* THE TASK
Every entry must be echoed exactly.

* START RECORDED DATA *

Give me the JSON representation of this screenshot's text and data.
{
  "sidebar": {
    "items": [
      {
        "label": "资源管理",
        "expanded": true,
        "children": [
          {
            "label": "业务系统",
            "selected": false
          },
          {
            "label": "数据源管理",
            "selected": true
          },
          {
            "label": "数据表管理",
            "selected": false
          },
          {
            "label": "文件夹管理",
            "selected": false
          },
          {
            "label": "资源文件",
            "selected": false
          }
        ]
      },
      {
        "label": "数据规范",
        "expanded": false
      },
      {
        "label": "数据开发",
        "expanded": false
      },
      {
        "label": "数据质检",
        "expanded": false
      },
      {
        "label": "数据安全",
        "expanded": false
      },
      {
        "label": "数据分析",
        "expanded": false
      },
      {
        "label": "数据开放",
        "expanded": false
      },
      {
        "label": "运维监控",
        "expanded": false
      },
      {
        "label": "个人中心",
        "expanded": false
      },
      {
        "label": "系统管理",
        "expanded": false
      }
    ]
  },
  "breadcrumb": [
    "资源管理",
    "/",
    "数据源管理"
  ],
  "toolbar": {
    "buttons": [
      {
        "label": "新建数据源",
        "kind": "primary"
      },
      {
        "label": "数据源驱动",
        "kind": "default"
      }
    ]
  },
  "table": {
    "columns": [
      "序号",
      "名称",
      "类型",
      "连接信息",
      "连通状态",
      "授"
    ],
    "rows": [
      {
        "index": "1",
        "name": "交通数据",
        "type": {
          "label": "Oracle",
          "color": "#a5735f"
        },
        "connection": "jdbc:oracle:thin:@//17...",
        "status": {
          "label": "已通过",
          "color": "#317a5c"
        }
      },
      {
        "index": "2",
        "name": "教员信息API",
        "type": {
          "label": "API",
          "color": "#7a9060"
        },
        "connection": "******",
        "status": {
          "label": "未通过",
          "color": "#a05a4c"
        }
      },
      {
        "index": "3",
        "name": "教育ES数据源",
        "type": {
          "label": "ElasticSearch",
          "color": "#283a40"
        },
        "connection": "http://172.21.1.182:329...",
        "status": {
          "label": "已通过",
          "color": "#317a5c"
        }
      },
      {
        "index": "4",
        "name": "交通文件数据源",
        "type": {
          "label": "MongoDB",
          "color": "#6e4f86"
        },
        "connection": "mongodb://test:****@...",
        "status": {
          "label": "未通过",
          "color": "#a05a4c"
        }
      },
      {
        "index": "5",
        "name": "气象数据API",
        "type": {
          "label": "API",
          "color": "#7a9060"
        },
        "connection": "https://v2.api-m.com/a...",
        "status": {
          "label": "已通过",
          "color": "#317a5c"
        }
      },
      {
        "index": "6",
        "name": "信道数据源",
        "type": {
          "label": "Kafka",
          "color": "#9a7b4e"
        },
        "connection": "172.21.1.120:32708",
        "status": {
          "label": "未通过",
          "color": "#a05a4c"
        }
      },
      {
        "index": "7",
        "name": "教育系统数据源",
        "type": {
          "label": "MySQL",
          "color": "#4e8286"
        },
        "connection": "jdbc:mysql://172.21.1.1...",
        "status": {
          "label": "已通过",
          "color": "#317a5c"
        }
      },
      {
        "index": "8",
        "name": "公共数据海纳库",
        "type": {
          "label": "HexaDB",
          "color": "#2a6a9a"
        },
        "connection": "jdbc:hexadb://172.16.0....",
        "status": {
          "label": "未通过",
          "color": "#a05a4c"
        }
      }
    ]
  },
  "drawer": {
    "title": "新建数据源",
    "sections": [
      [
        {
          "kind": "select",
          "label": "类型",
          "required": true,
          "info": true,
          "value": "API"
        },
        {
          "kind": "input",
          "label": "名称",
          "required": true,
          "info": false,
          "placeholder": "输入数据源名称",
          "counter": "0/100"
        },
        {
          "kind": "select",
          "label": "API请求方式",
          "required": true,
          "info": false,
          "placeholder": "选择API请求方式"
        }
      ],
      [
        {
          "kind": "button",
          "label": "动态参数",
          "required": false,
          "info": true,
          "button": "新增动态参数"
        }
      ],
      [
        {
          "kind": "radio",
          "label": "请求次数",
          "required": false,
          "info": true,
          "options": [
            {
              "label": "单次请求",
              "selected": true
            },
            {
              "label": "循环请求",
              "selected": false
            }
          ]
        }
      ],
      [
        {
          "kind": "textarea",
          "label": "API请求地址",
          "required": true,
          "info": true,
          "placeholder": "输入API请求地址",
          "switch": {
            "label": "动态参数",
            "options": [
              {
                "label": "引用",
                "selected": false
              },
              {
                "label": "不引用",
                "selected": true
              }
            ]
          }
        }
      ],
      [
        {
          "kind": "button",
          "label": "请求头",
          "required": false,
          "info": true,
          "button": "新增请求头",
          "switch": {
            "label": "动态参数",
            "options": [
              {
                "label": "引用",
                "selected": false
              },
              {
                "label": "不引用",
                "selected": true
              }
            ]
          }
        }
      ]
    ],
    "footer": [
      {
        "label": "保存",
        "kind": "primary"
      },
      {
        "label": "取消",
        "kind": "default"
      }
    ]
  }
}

* END RECORDED DATA *

* FULL RESPONSE
Give me the JSON representation of this screenshot's text and data.
{
  "sidebar": {
    "items": [
      {
        "label": "资源管理",
        "expanded": true,
        "children": [
          {
            "label": "业务系统",
            "selected": false
          },
          {
            "label": "数据源管理",
            "selected": true
          },
          {
            "label": "数据表管理",
            "selected": false
          },
          {
            "label": "文件夹管理",
            "selected": false
          },
          {
            "label": "资源文件",
            "selected": false
          }
        ]
      },
      {
        "label": "数据规范",
        "expanded": false
      },
      {
        "label": "数据开发",
        "expanded": false
      },
      {
        "label": "数据质检",
        "expanded": false
      },
      {
        "label": "数据安全",
        "expanded": false
      },
      {
        "label": "数据分析",
        "expanded": false
      },
      {
        "label": "数据开放",
        "expanded": false
      },
      {
        "label": "运维监控",
        "expanded": false
      },
      {
        "label": "个人中心",
        "expanded": false
      },
      {
        "label": "系统管理",
        "expanded": false
      }
    ]
  },
  "breadcrumb": [
    "资源管理",
    "/",
    "数据源管理"
  ],
  "toolbar": {
    "buttons": [
      {
        "label": "新建数据源",
        "kind": "primary"
      },
      {
        "label": "数据源驱动",
        "kind": "default"
      }
    ]
  },
  "table": {
    "columns": [
      "序号",
      "名称",
      "类型",
      "连接信息",
      "连通状态",
      "授"
    ],
    "rows": [
      {
        "index": "1",
        "name": "交通数据",
        "type": {
          "label": "Oracle",
          "color": "#a5735f"
        },
        "connection": "jdbc:oracle:thin:@//17...",
        "status": {
          "label": "已通过",
          "color": "#317a5c"
        }
      },
      {
        "index": "2",
        "name": "教员信息API",
        "type": {
          "label": "API",
          "color": "#7a9060"
        },
        "connection": "******",
        "status": {
          "label": "未通过",
          "color": "#a05a4c"
        }
      },
      {
        "index": "3",
        "name": "教育ES数据源",
        "type": {
          "label": "ElasticSearch",
          "color": "#283a40"
        },
        "connection": "http://172.21.1.182:329...",
        "status": {
          "label": "已通过",
          "color": "#317a5c"
        }
      },
      {
        "index": "4",
        "name": "交通文件数据源",
        "type": {
          "label": "MongoDB",
          "color": "#6e4f86"
        },
        "connection": "mongodb://test:****@...",
        "status": {
          "label": "未通过",
          "color": "#a05a4c"
        }
      },
      {
        "index": "5",
        "name": "气象数据API",
        "type": {
          "label": "API",
          "color": "#7a9060"
        },
        "connection": "https://v2.api-m.com/a...",
        "status": {
          "label": "已通过",
          "color": "#317a5c"
        }
      },
      {
        "index": "6",
        "name": "信道数据源",
        "type": {
          "label": "Kafka",
          "color": "#9a7b4e"
        },
        "connection": "172.21.1.120:32708",
        "status": {
          "label": "未通过",
          "color": "#a05a4c"
        }
      },
      {
        "index": "7",
        "name": "教育系统数据源",
        "type": {
          "label": "MySQL",
          "color": "#4e8286"
        },
        "connection": "jdbc:mysql://172.21.1.1...",
        "status": {
          "label": "已通过",
          "color": "#317a5c"
        }
      },
      {
        "index": "8",
        "name": "公共数据海纳库",
        "type": {
          "label": "HexaDB",
          "color": "#2a6a9a"
        },
        "connection": "jdbc:hexadb://172.16.0....",
        "status": {
          "label": "未通过",
          "color": "#a05a4c"
        }
      }
    ]
  },
  "drawer": {
    "title": "新建数据源",
    "sections": [
      [
        {
          "kind": "select",
          "label": "类型",
          "required": true,
          "info": true,
          "value": "API"
        },
        {
          "kind": "input",
          "label": "名称",
          "required": true,
          "info": false,
          "placeholder": "输入数据源名称",
          "counter": "0/100"
        },
        {
          "kind": "select",
          "label": "API请求方式",
          "required": true,
          "info": false,
          "placeholder": "选择API请求方式"
        }
      ],
      [
        {
          "kind": "button",
          "label": "动态参数",
          "required": false,
          "info": true,
          "button": "新增动态参数"
        }
      ],
      [
        {
          "kind": "radio",
          "label": "请求次数",
          "required": false,
          "info": true,
          "options": [
            {
              "label": "单次请求",
              "selected": true
            },
            {
              "label": "循环请求",
              "selected": false
            }
          ]
        }
      ],
      [
        {
          "kind": "textarea",
          "label": "API请求地址",
          "required": true,
          "info": true,
          "placeholder": "输入API请求地址",
          "switch": {
            "label": "动态参数",
            "options": [
              {
                "label": "引用",
                "selected": false
              },
              {
                "label": "不引用",
                "selected": true
              }
            ]
          }
        }
      ],
      [
        {
          "kind": "button",
          "label": "请求头",
          "required": false,
          "info": true,
          "button": "新增请求头",
          "switch": {
            "label": "动态参数",
            "options": [
              {
                "label": "引用",
                "selected": false
              },
              {
                "label": "不引用",
                "selected": true
              }
            ]
          }
        }
      ]
    ],
    "footer": [
      {
        "label": "保存",
        "kind": "primary"
      },
      {
        "label": "取消",
        "kind": "default"
      }
    ]
  }
}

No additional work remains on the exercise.